"""

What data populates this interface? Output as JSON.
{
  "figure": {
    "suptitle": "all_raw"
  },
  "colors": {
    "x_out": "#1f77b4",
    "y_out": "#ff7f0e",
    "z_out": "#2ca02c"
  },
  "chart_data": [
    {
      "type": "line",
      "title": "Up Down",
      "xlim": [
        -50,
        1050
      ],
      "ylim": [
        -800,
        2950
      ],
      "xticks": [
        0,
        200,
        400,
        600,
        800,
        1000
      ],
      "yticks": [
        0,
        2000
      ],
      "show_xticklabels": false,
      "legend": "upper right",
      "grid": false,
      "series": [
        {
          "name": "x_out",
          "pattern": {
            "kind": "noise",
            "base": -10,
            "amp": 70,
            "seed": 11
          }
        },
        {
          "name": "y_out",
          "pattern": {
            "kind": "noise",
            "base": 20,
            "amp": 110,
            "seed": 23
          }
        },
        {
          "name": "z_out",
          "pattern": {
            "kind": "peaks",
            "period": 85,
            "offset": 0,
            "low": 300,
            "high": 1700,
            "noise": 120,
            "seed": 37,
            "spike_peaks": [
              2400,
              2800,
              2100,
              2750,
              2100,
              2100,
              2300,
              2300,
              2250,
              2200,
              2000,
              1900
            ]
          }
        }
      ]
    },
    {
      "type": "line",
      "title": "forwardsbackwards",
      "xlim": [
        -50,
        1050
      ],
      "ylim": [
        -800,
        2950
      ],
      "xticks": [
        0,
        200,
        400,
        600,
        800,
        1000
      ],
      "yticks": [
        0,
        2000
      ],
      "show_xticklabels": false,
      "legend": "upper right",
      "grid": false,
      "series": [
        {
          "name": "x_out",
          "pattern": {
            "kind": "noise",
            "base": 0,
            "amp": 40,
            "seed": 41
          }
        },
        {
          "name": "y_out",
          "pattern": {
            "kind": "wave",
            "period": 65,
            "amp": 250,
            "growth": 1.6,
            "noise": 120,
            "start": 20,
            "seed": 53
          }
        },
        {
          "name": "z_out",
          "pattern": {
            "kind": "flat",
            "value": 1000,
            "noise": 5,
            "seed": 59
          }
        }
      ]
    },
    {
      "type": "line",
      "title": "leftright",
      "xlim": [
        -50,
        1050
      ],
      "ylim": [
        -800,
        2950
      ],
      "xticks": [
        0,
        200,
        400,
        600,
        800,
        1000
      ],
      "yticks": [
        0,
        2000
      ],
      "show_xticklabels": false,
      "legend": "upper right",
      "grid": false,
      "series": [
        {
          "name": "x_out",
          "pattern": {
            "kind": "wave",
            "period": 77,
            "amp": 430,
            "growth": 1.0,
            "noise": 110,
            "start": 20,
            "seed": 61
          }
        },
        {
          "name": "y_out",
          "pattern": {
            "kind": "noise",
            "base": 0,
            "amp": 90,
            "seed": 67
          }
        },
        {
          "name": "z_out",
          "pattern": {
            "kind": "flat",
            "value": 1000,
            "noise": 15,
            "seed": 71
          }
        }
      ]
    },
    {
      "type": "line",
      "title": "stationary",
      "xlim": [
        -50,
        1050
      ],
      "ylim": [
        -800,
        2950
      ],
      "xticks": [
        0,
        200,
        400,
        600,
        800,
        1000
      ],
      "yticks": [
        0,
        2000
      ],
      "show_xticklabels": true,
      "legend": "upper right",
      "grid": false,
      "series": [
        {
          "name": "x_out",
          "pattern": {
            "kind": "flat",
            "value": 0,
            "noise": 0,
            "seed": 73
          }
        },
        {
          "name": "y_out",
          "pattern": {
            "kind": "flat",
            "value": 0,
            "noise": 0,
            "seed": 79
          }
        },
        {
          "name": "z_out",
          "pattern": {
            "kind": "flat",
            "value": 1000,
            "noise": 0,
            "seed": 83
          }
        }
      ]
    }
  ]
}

"""

#### Description of the task
Repeat each of the entries above precisely as given.

#### Solution to the problem
What data populates this interface? Output as JSON.
{
  "figure": {
    "suptitle": "all_raw"
  },
  "colors": {
    "x_out": "#1f77b4",
    "y_out": "#ff7f0e",
    "z_out": "#2ca02c"
  },
  "chart_data": [
    {
      "type": "line",
      "title": "Up Down",
      "xlim": [
        -50,
        1050
      ],
      "ylim": [
        -800,
        2950
      ],
      "xticks": [
        0,
        200,
        400,
        600,
        800,
        1000
      ],
      "yticks": [
        0,
        2000
      ],
      "show_xticklabels": false,
      "legend": "upper right",
      "grid": false,
      "series": [
        {
          "name": "x_out",
          "pattern": {
            "kind": "noise",
            "base": -10,
            "amp": 70,
            "seed": 11
          }
        },
        {
          "name": "y_out",
          "pattern": {
            "kind": "noise",
            "base": 20,
            "amp": 110,
            "seed": 23
          }
        },
        {
          "name": "z_out",
          "pattern": {
            "kind": "peaks",
            "period": 85,
            "offset": 0,
            "low": 300,
            "high": 1700,
            "noise": 120,
            "seed": 37,
            "spike_peaks": [
              2400,
              2800,
              2100,
              2750,
              2100,
              2100,
              2300,
              2300,
              2250,
              2200,
              2000,
              1900
            ]
          }
        }
      ]
    },
    {
      "type": "line",
      "title": "forwardsbackwards",
      "xlim": [
        -50,
        1050
      ],
      "ylim": [
        -800,
        2950
      ],
      "xticks": [
        0,
        200,
        400,
        600,
        800,
        1000
      ],
      "yticks": [
        0,
        2000
      ],
      "show_xticklabels": false,
      "legend": "upper right",
      "grid": false,
      "series": [
        {
          "name": "x_out",
          "pattern": {
            "kind": "noise",
            "base": 0,
            "amp": 40,
            "seed": 41
          }
        },
        {
          "name": "y_out",
          "pattern": {
            "kind": "wave",
            "period": 65,
            "amp": 250,
            "growth": 1.6,
            "noise": 120,
            "start": 20,
            "seed": 53
          }
        },
        {
          "name": "z_out",
          "pattern": {
            "kind": "flat",
            "value": 1000,
            "noise": 5,
            "seed": 59
          }
        }
      ]
    },
    {
      "type": "line",
      "title": "leftright",
      "xlim": [
        -50,
        1050
      ],
      "ylim": [
        -800,
        2950
      ],
      "xticks": [
        0,
        200,
        400,
        600,
        800,
        1000
      ],
      "yticks": [
        0,
        2000
      ],
      "show_xticklabels": false,
      "legend": "upper right",
      "grid": false,
      "series": [
        {
          "name": "x_out",
          "pattern": {
            "kind": "wave",
            "period": 77,
            "amp": 430,
            "growth": 1.0,
            "noise": 110,
            "start": 20,
            "seed": 61
          }
        },
        {
          "name": "y_out",
          "pattern": {
            "kind": "noise",
            "base": 0,
            "amp": 90,
            "seed": 67
          }
        },
        {
          "name": "z_out",
          "pattern": {
            "kind": "flat",
            "value": 1000,
            "noise": 15,
            "seed": 71
          }
        }
      ]
    },
    {
      "type": "line",
      "title": "stationary",
      "xlim": [
        -50,
        1050
      ],
      "ylim": [
        -800,
        2950
      ],
      "xticks": [
        0,
        200,
        400,
        600,
        800,
        1000
      ],
      "yticks": [
        0,
        2000
      ],
      "show_xticklabels": true,
      "legend": "upper right",
      "grid": false,
      "series": [
        {
          "name": "x_out",
          "pattern": {
            "kind": "flat",
            "value": 0,
            "noise": 0,
            "seed": 73
          }
        },
        {
          "name": "y_out",
          "pattern": {
            "kind": "flat",
            "value": 0,
            "noise": 0,
            "seed": 79
          }
        },
        {
          "name": "z_out",
          "pattern": {
            "kind": "flat",
            "value": 1000,
            "noise": 0,
            "seed": 83
          }
        }
      ]
    }
  ]
}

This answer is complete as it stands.